[Rows from a dataset]

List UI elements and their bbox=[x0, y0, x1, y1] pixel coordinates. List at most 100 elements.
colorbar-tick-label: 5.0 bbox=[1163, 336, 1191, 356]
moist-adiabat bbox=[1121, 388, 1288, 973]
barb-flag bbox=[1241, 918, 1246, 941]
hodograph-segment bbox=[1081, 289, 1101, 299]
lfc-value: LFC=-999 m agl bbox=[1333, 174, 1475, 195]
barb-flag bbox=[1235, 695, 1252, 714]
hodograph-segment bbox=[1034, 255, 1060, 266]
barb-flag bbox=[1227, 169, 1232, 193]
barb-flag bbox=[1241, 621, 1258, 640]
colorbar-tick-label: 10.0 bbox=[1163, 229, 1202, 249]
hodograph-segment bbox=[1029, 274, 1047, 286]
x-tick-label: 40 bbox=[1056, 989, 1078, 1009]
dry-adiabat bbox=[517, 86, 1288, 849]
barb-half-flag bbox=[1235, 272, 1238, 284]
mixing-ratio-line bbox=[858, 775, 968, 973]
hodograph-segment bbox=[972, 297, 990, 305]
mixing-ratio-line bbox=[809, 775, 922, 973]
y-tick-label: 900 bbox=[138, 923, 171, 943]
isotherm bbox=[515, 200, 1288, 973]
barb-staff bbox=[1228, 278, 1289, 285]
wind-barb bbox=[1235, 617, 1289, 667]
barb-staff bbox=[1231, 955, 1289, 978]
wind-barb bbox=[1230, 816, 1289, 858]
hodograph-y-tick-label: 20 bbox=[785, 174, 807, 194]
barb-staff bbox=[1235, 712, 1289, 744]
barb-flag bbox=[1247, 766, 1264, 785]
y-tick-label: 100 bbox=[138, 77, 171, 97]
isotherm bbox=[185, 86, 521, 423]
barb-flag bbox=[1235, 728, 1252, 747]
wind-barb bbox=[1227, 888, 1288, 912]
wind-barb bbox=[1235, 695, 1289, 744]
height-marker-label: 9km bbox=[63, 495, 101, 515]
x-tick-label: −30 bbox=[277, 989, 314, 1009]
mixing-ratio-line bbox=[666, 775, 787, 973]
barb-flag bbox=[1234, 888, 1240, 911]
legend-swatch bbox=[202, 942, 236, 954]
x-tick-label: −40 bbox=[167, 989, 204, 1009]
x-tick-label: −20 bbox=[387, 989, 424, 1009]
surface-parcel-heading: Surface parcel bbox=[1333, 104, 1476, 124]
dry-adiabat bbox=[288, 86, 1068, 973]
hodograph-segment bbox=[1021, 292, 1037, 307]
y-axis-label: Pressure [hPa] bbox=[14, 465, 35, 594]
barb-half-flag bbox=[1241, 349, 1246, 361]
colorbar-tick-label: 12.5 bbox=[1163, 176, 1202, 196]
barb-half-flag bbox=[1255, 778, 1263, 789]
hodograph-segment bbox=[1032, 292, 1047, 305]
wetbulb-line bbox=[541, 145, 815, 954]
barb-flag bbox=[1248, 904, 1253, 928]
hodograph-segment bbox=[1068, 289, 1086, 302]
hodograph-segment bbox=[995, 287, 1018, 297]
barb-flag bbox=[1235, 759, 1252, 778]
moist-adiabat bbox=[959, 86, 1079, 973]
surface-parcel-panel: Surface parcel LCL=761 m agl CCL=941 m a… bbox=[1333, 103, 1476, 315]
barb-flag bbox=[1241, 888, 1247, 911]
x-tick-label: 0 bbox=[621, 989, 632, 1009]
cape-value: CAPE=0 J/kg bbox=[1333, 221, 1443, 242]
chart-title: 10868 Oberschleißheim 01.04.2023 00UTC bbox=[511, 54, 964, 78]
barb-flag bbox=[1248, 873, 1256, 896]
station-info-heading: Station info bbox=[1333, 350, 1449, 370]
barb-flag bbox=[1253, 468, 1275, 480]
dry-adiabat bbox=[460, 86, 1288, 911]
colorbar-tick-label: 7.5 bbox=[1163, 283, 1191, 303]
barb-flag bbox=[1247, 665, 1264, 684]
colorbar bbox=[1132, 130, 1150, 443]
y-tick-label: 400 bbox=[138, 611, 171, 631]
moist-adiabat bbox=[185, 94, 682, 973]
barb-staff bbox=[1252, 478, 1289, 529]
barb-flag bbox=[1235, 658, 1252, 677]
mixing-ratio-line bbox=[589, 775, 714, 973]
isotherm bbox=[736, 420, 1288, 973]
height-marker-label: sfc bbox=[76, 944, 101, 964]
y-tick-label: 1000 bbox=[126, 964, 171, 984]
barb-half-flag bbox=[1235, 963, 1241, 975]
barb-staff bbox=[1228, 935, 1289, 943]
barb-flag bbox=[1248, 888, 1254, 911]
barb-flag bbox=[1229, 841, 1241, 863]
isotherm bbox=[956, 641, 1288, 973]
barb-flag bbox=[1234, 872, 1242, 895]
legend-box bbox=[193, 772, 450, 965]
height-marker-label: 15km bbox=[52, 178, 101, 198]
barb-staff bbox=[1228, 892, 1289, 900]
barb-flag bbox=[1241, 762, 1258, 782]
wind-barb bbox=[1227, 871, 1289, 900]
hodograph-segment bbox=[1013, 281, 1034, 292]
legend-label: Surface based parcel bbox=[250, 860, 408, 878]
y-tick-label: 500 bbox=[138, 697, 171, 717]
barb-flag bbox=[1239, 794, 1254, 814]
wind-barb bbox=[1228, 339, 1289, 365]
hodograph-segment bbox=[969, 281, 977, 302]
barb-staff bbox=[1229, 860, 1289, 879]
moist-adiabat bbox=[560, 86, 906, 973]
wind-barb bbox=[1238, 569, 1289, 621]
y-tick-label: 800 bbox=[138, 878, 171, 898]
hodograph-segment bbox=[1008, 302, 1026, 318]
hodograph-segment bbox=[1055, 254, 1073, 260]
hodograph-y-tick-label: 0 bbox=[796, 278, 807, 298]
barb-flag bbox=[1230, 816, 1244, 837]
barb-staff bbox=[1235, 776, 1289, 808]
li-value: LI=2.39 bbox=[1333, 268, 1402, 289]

* [REQUIREMENT]:
Rewrite every entry above so that each occurrence of "barb-flag" becomes "barb-pennant", with all other text kept the same.

* [TASK SOLUTION]:
List UI elements and their bbox=[x0, y0, x1, y1] pixel coordinates. List at most 100 elements.
colorbar-tick-label: 5.0 bbox=[1163, 336, 1191, 356]
moist-adiabat bbox=[1121, 388, 1288, 973]
barb-pennant bbox=[1241, 918, 1246, 941]
hodograph-segment bbox=[1081, 289, 1101, 299]
lfc-value: LFC=-999 m agl bbox=[1333, 174, 1475, 195]
barb-pennant bbox=[1235, 695, 1252, 714]
hodograph-segment bbox=[1034, 255, 1060, 266]
barb-pennant bbox=[1227, 169, 1232, 193]
barb-pennant bbox=[1241, 621, 1258, 640]
colorbar-tick-label: 10.0 bbox=[1163, 229, 1202, 249]
hodograph-segment bbox=[1029, 274, 1047, 286]
x-tick-label: 40 bbox=[1056, 989, 1078, 1009]
dry-adiabat bbox=[517, 86, 1288, 849]
barb-half-flag bbox=[1235, 272, 1238, 284]
mixing-ratio-line bbox=[858, 775, 968, 973]
hodograph-segment bbox=[972, 297, 990, 305]
mixing-ratio-line bbox=[809, 775, 922, 973]
y-tick-label: 900 bbox=[138, 923, 171, 943]
isotherm bbox=[515, 200, 1288, 973]
barb-staff bbox=[1228, 278, 1289, 285]
wind-barb bbox=[1235, 617, 1289, 667]
barb-staff bbox=[1231, 955, 1289, 978]
wind-barb bbox=[1230, 816, 1289, 858]
hodograph-y-tick-label: 20 bbox=[785, 174, 807, 194]
barb-staff bbox=[1235, 712, 1289, 744]
barb-pennant bbox=[1247, 766, 1264, 785]
y-tick-label: 100 bbox=[138, 77, 171, 97]
isotherm bbox=[185, 86, 521, 423]
barb-pennant bbox=[1235, 728, 1252, 747]
wind-barb bbox=[1227, 888, 1288, 912]
wind-barb bbox=[1235, 695, 1289, 744]
height-marker-label: 9km bbox=[63, 495, 101, 515]
x-tick-label: −30 bbox=[277, 989, 314, 1009]
mixing-ratio-line bbox=[666, 775, 787, 973]
barb-pennant bbox=[1234, 888, 1240, 911]
legend-swatch bbox=[202, 942, 236, 954]
x-tick-label: −40 bbox=[167, 989, 204, 1009]
x-tick-label: −20 bbox=[387, 989, 424, 1009]
surface-parcel-heading: Surface parcel bbox=[1333, 104, 1476, 124]
dry-adiabat bbox=[288, 86, 1068, 973]
hodograph-segment bbox=[1021, 292, 1037, 307]
y-axis-label: Pressure [hPa] bbox=[14, 465, 35, 594]
barb-half-flag bbox=[1241, 349, 1246, 361]
colorbar-tick-label: 12.5 bbox=[1163, 176, 1202, 196]
barb-half-flag bbox=[1255, 778, 1263, 789]
hodograph-segment bbox=[1032, 292, 1047, 305]
wetbulb-line bbox=[541, 145, 815, 954]
barb-pennant bbox=[1248, 904, 1253, 928]
hodograph-segment bbox=[1068, 289, 1086, 302]
hodograph-segment bbox=[995, 287, 1018, 297]
barb-pennant bbox=[1235, 759, 1252, 778]
moist-adiabat bbox=[959, 86, 1079, 973]
surface-parcel-panel: Surface parcel LCL=761 m agl CCL=941 m a… bbox=[1333, 103, 1476, 315]
barb-pennant bbox=[1241, 888, 1247, 911]
x-tick-label: 0 bbox=[621, 989, 632, 1009]
cape-value: CAPE=0 J/kg bbox=[1333, 221, 1443, 242]
chart-title: 10868 Oberschleißheim 01.04.2023 00UTC bbox=[511, 54, 964, 78]
barb-pennant bbox=[1248, 873, 1256, 896]
station-info-heading: Station info bbox=[1333, 350, 1449, 370]
barb-pennant bbox=[1253, 468, 1275, 480]
dry-adiabat bbox=[460, 86, 1288, 911]
colorbar-tick-label: 7.5 bbox=[1163, 283, 1191, 303]
barb-pennant bbox=[1247, 665, 1264, 684]
colorbar bbox=[1132, 130, 1150, 443]
y-tick-label: 400 bbox=[138, 611, 171, 631]
moist-adiabat bbox=[185, 94, 682, 973]
barb-staff bbox=[1252, 478, 1289, 529]
barb-pennant bbox=[1235, 658, 1252, 677]
mixing-ratio-line bbox=[589, 775, 714, 973]
isotherm bbox=[736, 420, 1288, 973]
height-marker-label: sfc bbox=[76, 944, 101, 964]
y-tick-label: 1000 bbox=[126, 964, 171, 984]
barb-half-flag bbox=[1235, 963, 1241, 975]
barb-staff bbox=[1228, 935, 1289, 943]
barb-pennant bbox=[1248, 888, 1254, 911]
barb-pennant bbox=[1229, 841, 1241, 863]
isotherm bbox=[956, 641, 1288, 973]
barb-pennant bbox=[1234, 872, 1242, 895]
legend-box bbox=[193, 772, 450, 965]
height-marker-label: 15km bbox=[52, 178, 101, 198]
barb-staff bbox=[1228, 892, 1289, 900]
barb-pennant bbox=[1241, 762, 1258, 782]
wind-barb bbox=[1227, 871, 1289, 900]
hodograph-segment bbox=[1013, 281, 1034, 292]
legend-label: Surface based parcel bbox=[250, 860, 408, 878]
y-tick-label: 500 bbox=[138, 697, 171, 717]
barb-pennant bbox=[1239, 794, 1254, 814]
wind-barb bbox=[1228, 339, 1289, 365]
hodograph-segment bbox=[969, 281, 977, 302]
barb-staff bbox=[1229, 860, 1289, 879]
moist-adiabat bbox=[560, 86, 906, 973]
wind-barb bbox=[1238, 569, 1289, 621]
y-tick-label: 800 bbox=[138, 878, 171, 898]
hodograph-segment bbox=[1008, 302, 1026, 318]
hodograph-segment bbox=[1055, 254, 1073, 260]
hodograph-y-tick-label: 0 bbox=[796, 278, 807, 298]
barb-pennant bbox=[1230, 816, 1244, 837]
barb-staff bbox=[1235, 776, 1289, 808]
li-value: LI=2.39 bbox=[1333, 268, 1402, 289]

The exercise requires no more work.